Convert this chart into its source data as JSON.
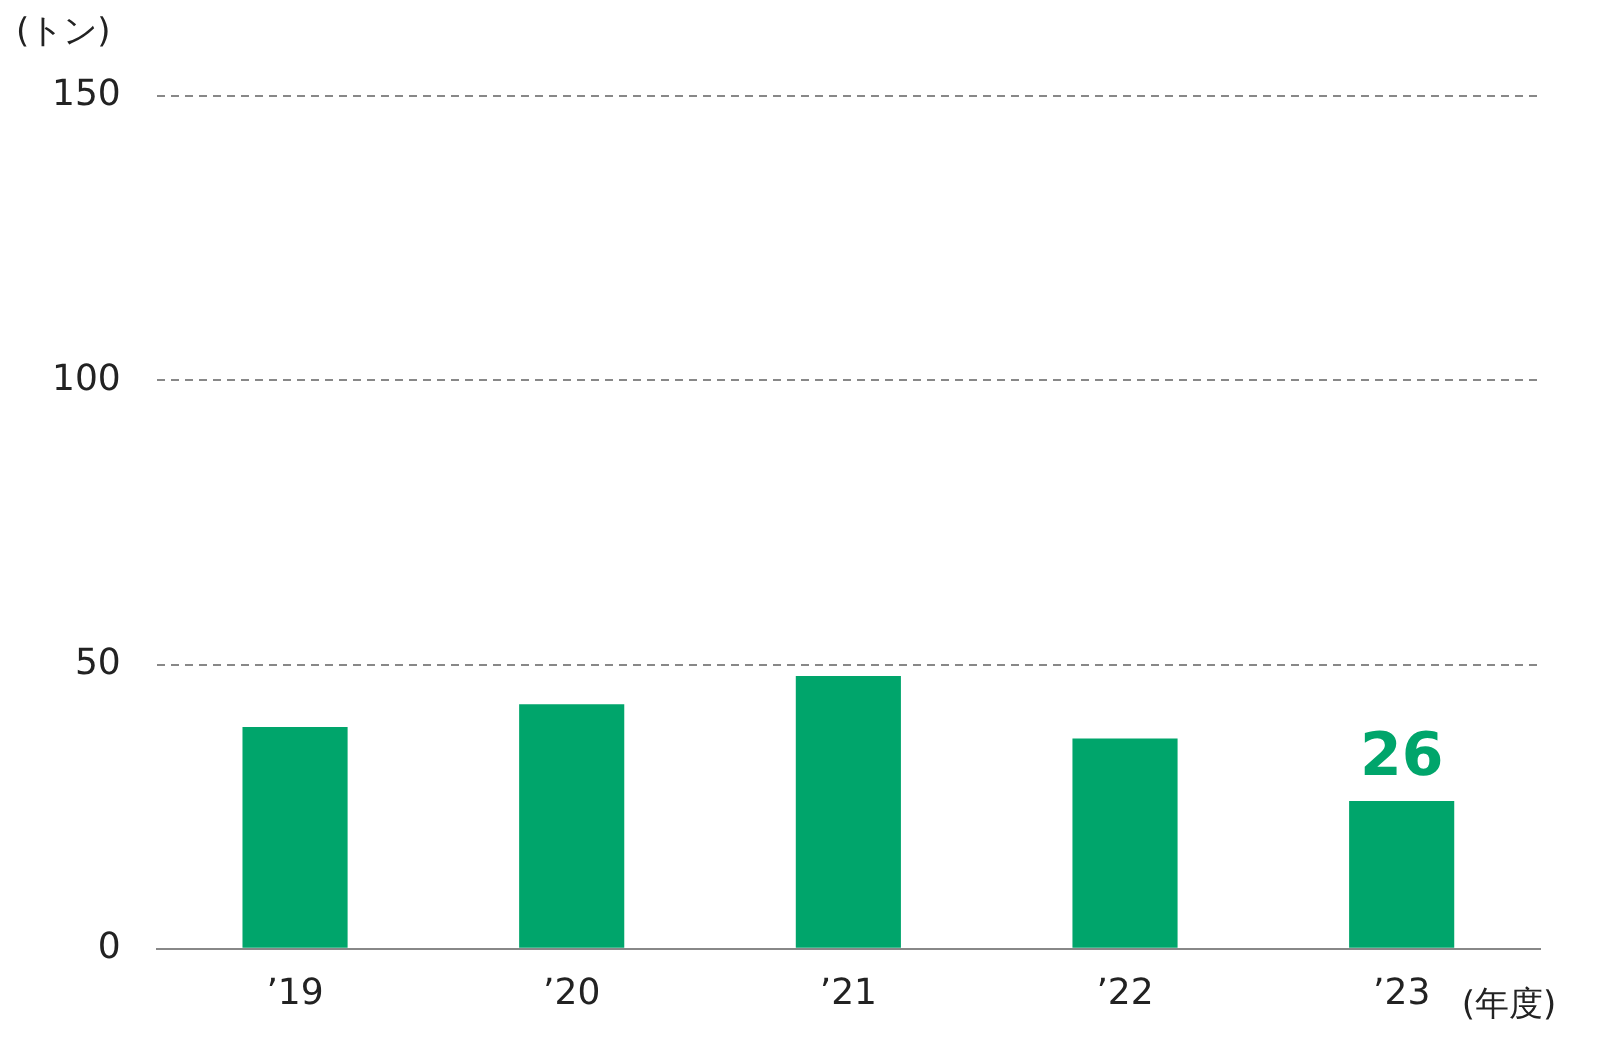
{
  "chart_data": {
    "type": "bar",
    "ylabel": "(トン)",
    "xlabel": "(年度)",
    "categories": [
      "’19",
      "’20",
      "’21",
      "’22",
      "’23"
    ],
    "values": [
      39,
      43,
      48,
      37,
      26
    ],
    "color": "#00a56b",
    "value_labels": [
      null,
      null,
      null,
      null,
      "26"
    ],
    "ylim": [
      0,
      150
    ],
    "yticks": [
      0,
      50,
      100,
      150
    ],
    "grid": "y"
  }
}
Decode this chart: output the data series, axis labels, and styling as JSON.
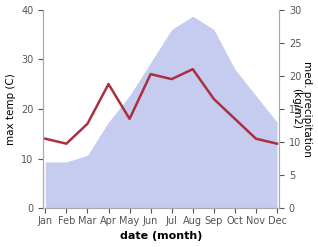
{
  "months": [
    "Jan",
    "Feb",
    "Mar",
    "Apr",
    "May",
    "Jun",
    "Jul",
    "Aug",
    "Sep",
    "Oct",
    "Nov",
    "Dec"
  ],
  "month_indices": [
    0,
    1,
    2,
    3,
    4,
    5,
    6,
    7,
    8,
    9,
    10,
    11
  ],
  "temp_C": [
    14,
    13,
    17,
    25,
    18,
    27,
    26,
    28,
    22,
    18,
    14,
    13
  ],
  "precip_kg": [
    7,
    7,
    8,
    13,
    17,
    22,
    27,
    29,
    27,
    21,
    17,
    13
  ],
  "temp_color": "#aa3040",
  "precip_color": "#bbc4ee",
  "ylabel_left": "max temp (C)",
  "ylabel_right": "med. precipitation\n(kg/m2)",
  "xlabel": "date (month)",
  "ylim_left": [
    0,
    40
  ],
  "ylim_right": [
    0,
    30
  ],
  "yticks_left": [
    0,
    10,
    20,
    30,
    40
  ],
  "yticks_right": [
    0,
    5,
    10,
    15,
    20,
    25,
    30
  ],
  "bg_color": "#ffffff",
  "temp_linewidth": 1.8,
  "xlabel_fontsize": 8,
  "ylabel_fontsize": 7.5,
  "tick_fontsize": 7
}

****************

Going from the line with "Decode this chart: output" to the last line of the listing, write out each line exactly and nothing else. Leave out all pictures.

Decode this chart: output the data series, axis labels, and styling as JSON.
{
  "months": [
    "Jan",
    "Feb",
    "Mar",
    "Apr",
    "May",
    "Jun",
    "Jul",
    "Aug",
    "Sep",
    "Oct",
    "Nov",
    "Dec"
  ],
  "month_indices": [
    0,
    1,
    2,
    3,
    4,
    5,
    6,
    7,
    8,
    9,
    10,
    11
  ],
  "temp_C": [
    14,
    13,
    17,
    25,
    18,
    27,
    26,
    28,
    22,
    18,
    14,
    13
  ],
  "precip_kg": [
    7,
    7,
    8,
    13,
    17,
    22,
    27,
    29,
    27,
    21,
    17,
    13
  ],
  "temp_color": "#aa3040",
  "precip_color": "#bbc4ee",
  "ylabel_left": "max temp (C)",
  "ylabel_right": "med. precipitation\n(kg/m2)",
  "xlabel": "date (month)",
  "ylim_left": [
    0,
    40
  ],
  "ylim_right": [
    0,
    30
  ],
  "yticks_left": [
    0,
    10,
    20,
    30,
    40
  ],
  "yticks_right": [
    0,
    5,
    10,
    15,
    20,
    25,
    30
  ],
  "bg_color": "#ffffff",
  "temp_linewidth": 1.8,
  "xlabel_fontsize": 8,
  "ylabel_fontsize": 7.5,
  "tick_fontsize": 7
}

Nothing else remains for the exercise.